Stated problem —
Please say how many lines of the listing hold "Review", with no other words in the answer.

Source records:
## START
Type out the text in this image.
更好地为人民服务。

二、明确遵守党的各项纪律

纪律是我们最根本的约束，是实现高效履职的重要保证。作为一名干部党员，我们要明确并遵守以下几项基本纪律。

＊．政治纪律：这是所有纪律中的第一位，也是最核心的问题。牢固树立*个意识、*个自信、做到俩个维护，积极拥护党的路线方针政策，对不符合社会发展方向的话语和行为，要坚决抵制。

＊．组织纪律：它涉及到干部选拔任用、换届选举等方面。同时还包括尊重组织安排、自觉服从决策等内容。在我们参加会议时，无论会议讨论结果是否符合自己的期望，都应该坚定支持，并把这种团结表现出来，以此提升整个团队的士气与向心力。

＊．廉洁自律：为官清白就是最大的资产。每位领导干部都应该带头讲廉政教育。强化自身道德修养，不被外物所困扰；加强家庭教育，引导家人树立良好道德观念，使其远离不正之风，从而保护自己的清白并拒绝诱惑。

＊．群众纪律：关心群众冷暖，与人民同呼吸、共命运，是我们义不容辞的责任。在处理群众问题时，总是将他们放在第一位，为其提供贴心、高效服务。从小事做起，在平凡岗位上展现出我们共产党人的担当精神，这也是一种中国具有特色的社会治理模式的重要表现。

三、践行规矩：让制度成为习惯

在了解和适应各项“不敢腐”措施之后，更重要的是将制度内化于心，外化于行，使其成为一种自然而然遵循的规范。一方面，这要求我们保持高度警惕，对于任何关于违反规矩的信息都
## END
## START
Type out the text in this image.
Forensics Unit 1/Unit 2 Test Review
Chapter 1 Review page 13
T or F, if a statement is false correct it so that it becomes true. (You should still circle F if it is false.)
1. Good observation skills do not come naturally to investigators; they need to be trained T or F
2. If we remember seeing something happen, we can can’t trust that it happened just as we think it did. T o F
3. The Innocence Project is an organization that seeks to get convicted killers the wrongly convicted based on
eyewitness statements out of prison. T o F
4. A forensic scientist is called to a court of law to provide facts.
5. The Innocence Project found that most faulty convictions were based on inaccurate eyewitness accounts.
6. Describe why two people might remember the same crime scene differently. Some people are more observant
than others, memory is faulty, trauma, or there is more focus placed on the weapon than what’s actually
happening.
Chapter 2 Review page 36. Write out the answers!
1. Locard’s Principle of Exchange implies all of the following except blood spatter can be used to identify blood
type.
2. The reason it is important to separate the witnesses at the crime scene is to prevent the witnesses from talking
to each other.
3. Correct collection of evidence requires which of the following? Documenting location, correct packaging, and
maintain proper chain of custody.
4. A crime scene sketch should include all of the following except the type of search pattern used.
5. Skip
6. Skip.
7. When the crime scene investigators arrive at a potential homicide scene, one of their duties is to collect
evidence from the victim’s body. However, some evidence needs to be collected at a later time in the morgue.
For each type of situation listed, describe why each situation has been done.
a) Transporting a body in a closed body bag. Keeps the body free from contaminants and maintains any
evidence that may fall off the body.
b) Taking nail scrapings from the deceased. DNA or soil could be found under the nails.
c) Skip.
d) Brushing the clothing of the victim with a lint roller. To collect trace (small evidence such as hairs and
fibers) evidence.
## END
Answer for the task —
3